John is a wonderful husband, father, provider, and hard worker for our family!

From Ray, Katie, Peter, Samuel, and Andrew (by Katie) We just bought a new house!  It is much bigger than our old house, and on an acre of land.  It is just down the street from my parents, so we know the neighbors are nice!  It's been quite an adventure going through the purchase process.  To make a long story short, it became increasingly clear that the Lord really wanted us to have this house, and nothing was going to get in the way.  We are very thankful, relieved, and excited.

From Judith … Last month’s work for me was primarily tasks related to our annual international study and celebration (see Laura’s entry), so my work in the apartment was less.  I did, though, make a bit of headway with the thinning/sorting and I gutted the bathroom (all but the tub) down to the studs.  Surprisingly, after a very deep cleaning, the tub looks like a keeper, though we’re likely to resurface it eventually.  With the walls opened up now, Gerald has been able to replace a considerable amount of the old steel water-supply pipes with plastic pipes.  This work has also involved the two bathrooms directly above the apartment bathroom.

We’re thrilled that the siding phase of the exterior work is virtually done!  We just have one small wall on the front porch to do.  Since Seth is buried in school work, Anna chimed in as the third person on the team for the west wall.  For nearly three full days, Gerald cut the boards while John and Anna remained at the wall installing each board.  Next we will caulk, power wash, paint, and put up shutters.

From Gerald … One day this past month I was reflecting on my mortality.  I don’t remember if I was tired at the end of a day of working on the house, or if I was just being contemplative.  At any rate, I am beginning to see signs of my aging.  I don’t have the stamina I once had, my hair is thinner, I walk more slowly, and I really don’t like to drive at night.  Don’t take this wrong ... I feel fine and I do not have any sense of impending doom.  But we all suffer from a condition that ends in death.  Most of us just don’t know when it will happen.  

I hope to see all of my children get married, as the Lord provides, but there is a good chance that I will not live to meet all of my grandchildren and a great certainty that I will not meet all of my great-grandchildren.  My life in the flesh will end as I go to be with my Lord and my active participation in the lives of those I love will end.  These thoughts have increased my determination to remain actively involved in the lives of others and to use my time wisely.  

With love from the Pedersen clan

Tuesday, October 2, 2012

Korean Celebration

This year we picked Korea for our annual unit study/international celebration.  (Click here to see pictures from other celebrations we have done.)  The national dish in South Korea is kimchi, fermented cabbage spiced with ground red pepper. It is eaten at breakfast, lunch, and dinner. Our version was milder than most, as we only let it sit and sour for two days instead of a number of weeks.  We thought it smelled and tasted terrible, but we found some people at church who really like kimchi, so we happily got rid of it all.

▶ **Given entries**:
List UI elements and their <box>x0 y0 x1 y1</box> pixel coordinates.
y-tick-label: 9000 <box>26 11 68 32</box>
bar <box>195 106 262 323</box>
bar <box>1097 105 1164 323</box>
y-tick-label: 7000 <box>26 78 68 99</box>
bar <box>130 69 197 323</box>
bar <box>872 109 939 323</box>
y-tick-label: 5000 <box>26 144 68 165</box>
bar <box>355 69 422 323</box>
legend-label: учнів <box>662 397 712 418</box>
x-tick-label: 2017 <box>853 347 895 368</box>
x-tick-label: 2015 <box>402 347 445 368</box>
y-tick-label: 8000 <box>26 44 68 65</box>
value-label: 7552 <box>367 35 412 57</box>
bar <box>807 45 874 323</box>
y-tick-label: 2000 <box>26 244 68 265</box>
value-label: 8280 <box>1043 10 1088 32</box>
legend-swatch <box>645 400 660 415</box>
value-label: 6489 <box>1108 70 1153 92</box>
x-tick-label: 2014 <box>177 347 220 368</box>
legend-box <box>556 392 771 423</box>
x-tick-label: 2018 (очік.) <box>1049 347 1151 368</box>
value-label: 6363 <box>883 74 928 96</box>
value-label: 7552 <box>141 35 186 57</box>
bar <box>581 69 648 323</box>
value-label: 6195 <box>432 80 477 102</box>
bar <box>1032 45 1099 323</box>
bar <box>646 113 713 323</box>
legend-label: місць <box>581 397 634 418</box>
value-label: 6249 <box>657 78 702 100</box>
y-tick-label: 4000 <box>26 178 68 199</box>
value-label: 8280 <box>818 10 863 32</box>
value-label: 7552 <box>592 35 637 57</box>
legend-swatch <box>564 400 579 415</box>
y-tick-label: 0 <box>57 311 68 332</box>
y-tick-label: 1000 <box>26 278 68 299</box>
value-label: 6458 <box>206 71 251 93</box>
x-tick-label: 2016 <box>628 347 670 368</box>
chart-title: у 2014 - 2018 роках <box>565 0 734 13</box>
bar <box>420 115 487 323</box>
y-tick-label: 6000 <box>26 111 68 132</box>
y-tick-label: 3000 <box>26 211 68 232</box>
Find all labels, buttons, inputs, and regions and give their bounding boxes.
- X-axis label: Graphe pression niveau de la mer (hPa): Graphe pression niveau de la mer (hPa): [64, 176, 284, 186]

▶ **Task requirements**:
1: In the family newsletter, how long did the family let their kimchi sit and sour?
2: Retype the part of the family newsletter starting at "Korean Celebration" and ending at "rid of it all.".
The material comes from a different source than the family newsletter.

▶ **Solutions**:
1: Two days.

2:
Korean Celebration

This year we picked Korea for our annual unit study/international celebration.  (Click here to see pictures from other celebrations we have done.)  The national dish in South Korea is kimchi, fermented cabbage spiced with ground red pepper. It is eaten at breakfast, lunch, and dinner. Our version was milder than most, as we only let it sit and sour for two days instead of a number of weeks.  We thought it smelled and tasted terrible, but we found some people at church who really like kimchi, so we happily got rid of it all.